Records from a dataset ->
## START

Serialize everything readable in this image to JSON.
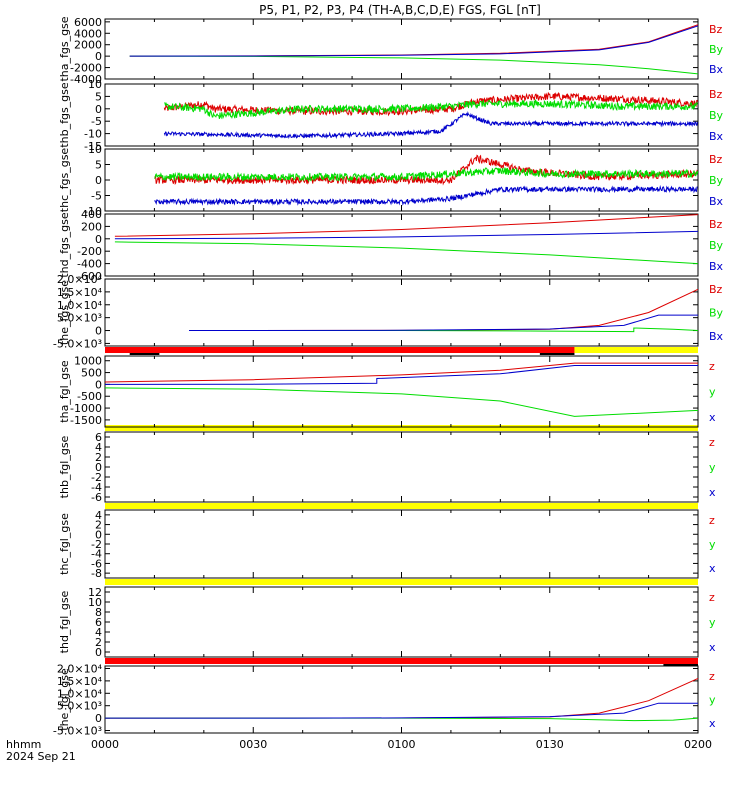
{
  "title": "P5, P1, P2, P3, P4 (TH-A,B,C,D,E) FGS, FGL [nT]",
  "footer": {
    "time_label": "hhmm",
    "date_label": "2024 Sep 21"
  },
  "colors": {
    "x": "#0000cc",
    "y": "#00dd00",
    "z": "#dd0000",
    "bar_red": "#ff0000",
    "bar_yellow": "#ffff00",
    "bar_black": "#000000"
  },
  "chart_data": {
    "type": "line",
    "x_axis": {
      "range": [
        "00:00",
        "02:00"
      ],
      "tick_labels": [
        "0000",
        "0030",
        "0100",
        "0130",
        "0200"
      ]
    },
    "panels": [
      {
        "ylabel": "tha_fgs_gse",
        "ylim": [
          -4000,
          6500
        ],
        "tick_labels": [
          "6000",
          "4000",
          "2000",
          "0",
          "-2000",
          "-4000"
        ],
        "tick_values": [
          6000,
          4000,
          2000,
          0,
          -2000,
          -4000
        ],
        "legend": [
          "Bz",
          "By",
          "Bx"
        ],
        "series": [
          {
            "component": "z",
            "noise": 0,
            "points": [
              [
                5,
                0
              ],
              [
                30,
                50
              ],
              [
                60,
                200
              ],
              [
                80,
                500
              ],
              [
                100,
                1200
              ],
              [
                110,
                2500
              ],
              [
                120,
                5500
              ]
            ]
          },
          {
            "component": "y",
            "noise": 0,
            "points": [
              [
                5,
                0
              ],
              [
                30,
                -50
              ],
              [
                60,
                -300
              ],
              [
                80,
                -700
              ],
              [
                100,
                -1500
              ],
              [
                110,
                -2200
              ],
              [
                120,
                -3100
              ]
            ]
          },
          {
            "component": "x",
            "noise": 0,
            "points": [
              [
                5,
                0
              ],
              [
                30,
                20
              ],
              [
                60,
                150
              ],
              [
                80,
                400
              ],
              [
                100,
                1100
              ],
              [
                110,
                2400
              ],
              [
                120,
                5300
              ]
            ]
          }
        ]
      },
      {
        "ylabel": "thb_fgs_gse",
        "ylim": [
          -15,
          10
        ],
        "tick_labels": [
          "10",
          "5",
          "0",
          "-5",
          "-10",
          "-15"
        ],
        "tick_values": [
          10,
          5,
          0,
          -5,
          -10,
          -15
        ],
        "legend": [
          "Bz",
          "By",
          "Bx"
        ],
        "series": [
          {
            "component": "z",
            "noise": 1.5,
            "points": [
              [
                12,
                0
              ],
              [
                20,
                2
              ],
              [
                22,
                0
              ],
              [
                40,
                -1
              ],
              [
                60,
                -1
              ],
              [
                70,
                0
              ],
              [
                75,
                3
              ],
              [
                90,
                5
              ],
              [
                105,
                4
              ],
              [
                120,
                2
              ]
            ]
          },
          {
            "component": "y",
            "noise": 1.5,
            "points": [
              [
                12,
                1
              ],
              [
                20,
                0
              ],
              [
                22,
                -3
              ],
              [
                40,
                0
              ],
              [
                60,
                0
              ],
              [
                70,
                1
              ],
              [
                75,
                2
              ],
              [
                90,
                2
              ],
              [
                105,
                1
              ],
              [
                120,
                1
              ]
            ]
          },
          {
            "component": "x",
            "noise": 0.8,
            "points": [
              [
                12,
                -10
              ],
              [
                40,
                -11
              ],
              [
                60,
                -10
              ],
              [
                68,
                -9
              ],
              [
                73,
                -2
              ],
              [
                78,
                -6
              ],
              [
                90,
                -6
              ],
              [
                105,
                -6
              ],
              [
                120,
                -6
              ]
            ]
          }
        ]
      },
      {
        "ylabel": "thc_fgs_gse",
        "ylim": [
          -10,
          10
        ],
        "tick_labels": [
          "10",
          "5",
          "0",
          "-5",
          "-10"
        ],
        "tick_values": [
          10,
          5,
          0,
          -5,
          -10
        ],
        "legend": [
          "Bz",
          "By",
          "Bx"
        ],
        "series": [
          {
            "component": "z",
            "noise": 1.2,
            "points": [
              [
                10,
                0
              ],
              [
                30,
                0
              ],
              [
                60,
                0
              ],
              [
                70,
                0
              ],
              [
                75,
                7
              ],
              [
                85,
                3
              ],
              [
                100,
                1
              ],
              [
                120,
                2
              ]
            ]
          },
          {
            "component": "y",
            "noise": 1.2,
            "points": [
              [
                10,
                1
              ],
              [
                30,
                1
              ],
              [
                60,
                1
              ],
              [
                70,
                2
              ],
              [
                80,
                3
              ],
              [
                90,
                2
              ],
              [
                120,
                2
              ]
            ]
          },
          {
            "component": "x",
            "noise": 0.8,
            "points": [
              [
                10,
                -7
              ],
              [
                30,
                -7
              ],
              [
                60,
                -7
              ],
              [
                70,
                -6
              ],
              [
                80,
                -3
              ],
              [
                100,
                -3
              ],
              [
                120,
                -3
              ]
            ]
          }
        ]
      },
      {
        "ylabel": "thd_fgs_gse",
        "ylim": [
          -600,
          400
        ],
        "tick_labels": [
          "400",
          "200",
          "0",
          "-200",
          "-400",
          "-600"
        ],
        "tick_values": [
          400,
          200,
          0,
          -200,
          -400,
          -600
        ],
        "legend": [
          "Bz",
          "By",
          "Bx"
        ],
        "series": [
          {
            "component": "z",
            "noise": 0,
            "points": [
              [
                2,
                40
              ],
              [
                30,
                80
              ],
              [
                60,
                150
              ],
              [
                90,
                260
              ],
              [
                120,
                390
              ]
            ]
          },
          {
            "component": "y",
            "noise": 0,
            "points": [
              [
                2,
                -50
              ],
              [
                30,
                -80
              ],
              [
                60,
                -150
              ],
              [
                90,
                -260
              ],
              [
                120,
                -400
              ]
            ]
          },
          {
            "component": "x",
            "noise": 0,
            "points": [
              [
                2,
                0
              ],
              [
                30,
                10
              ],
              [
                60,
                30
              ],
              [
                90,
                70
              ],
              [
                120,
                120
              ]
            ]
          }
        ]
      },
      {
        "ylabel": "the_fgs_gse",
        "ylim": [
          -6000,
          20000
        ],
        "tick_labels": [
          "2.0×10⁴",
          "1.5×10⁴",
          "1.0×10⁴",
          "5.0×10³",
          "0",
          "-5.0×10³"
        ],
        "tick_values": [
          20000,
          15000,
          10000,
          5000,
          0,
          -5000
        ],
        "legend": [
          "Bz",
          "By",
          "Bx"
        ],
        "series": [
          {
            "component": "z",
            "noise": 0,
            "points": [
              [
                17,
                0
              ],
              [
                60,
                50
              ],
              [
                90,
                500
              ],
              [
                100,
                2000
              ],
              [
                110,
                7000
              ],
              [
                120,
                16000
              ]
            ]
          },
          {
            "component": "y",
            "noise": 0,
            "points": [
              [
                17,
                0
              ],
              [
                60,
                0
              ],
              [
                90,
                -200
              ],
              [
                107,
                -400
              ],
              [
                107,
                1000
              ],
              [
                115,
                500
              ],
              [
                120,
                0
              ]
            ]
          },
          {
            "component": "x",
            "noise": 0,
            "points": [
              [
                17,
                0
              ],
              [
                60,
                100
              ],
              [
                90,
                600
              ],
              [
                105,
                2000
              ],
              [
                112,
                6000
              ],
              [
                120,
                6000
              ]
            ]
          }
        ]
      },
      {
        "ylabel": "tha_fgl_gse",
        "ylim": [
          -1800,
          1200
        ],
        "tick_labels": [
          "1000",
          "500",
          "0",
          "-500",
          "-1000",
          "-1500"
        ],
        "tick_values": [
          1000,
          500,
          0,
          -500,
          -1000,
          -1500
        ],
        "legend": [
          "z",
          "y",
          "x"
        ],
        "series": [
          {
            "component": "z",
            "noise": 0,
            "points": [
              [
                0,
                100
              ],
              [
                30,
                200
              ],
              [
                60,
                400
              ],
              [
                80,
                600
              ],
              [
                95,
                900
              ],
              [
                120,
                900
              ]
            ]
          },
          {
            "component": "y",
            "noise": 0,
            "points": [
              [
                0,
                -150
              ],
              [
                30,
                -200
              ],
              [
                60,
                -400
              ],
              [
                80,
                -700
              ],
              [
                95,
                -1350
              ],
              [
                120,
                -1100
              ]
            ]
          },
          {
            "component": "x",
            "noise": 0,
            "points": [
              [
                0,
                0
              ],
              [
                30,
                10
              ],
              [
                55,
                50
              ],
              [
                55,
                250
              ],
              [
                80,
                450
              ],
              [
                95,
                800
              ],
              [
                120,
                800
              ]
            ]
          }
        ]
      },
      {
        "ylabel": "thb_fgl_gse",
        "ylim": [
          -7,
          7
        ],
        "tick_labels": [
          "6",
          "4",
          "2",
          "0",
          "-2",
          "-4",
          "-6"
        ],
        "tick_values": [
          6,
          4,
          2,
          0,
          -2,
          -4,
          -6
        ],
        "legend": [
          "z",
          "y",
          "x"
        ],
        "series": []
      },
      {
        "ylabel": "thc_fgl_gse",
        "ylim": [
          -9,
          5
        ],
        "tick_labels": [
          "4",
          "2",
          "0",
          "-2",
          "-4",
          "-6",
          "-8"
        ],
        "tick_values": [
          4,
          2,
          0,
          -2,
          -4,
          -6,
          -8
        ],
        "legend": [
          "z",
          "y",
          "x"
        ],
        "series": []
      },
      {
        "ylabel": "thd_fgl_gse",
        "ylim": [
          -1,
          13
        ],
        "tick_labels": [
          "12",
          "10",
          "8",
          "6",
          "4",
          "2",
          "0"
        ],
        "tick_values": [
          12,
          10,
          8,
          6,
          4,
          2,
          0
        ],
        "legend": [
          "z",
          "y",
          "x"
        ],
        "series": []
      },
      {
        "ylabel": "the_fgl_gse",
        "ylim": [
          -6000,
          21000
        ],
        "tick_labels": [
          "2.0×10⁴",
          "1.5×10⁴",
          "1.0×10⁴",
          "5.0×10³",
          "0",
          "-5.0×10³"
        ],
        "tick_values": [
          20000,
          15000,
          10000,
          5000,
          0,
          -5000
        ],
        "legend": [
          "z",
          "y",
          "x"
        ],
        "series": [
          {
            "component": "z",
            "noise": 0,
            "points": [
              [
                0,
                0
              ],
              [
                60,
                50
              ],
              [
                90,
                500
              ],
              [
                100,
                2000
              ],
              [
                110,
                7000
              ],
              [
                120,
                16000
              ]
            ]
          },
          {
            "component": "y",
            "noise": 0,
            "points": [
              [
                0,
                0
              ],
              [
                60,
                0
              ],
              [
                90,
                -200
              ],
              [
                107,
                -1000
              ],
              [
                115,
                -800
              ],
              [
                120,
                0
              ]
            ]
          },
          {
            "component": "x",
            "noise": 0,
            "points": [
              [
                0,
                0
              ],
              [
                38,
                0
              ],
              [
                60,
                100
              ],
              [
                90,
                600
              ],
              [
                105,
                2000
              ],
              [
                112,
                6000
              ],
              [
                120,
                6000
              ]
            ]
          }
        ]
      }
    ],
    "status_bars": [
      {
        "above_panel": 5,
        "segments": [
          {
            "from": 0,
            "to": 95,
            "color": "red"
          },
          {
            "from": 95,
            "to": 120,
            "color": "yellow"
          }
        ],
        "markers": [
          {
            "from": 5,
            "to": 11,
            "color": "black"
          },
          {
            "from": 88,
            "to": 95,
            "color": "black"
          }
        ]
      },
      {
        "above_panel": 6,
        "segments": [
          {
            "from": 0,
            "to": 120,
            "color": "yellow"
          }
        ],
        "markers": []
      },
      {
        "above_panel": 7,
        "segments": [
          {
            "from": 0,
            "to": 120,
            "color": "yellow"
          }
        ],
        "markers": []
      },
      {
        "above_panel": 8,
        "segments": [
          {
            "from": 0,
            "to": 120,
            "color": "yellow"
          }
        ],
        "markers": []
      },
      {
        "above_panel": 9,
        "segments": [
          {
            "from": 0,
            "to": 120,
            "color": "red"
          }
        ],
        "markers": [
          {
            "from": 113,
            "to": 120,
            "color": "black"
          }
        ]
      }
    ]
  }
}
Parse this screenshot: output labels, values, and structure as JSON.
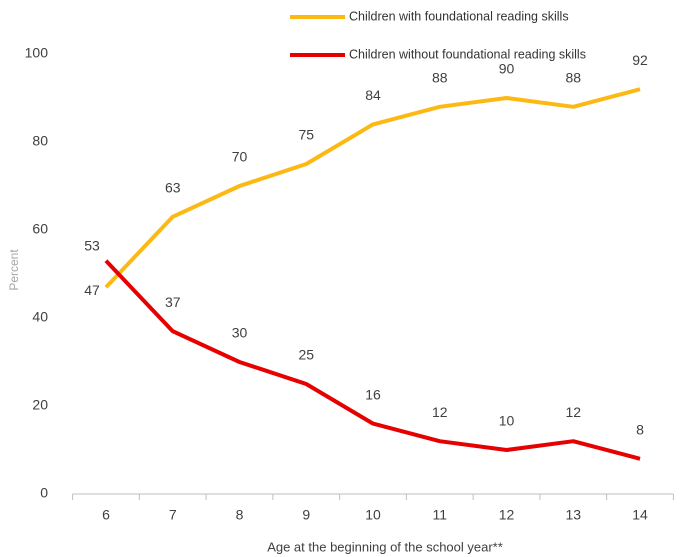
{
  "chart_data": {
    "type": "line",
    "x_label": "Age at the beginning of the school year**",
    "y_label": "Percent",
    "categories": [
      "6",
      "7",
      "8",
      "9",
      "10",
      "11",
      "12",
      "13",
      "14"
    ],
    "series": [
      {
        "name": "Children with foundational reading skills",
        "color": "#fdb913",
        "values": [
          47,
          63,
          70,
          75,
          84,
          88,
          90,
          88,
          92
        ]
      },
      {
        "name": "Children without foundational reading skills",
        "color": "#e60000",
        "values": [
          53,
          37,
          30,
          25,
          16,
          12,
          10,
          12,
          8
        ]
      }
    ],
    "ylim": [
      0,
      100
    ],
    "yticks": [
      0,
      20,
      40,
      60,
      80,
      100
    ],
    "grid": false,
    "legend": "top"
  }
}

## END

TASK DETAILS ->
Pictures stay out; retype only the lines from the line containing "Parse this screenshot: output" through the end of the listing, inclusive, exactly as they appear.

ANSWER TO THE PROBLEM ->
Parse this screenshot: output labels, values, and structure as JSON.
{
  "chart_data": {
    "type": "line",
    "x_label": "Age at the beginning of the school year**",
    "y_label": "Percent",
    "categories": [
      "6",
      "7",
      "8",
      "9",
      "10",
      "11",
      "12",
      "13",
      "14"
    ],
    "series": [
      {
        "name": "Children with foundational reading skills",
        "color": "#fdb913",
        "values": [
          47,
          63,
          70,
          75,
          84,
          88,
          90,
          88,
          92
        ]
      },
      {
        "name": "Children without foundational reading skills",
        "color": "#e60000",
        "values": [
          53,
          37,
          30,
          25,
          16,
          12,
          10,
          12,
          8
        ]
      }
    ],
    "ylim": [
      0,
      100
    ],
    "yticks": [
      0,
      20,
      40,
      60,
      80,
      100
    ],
    "grid": false,
    "legend": "top"
  }
}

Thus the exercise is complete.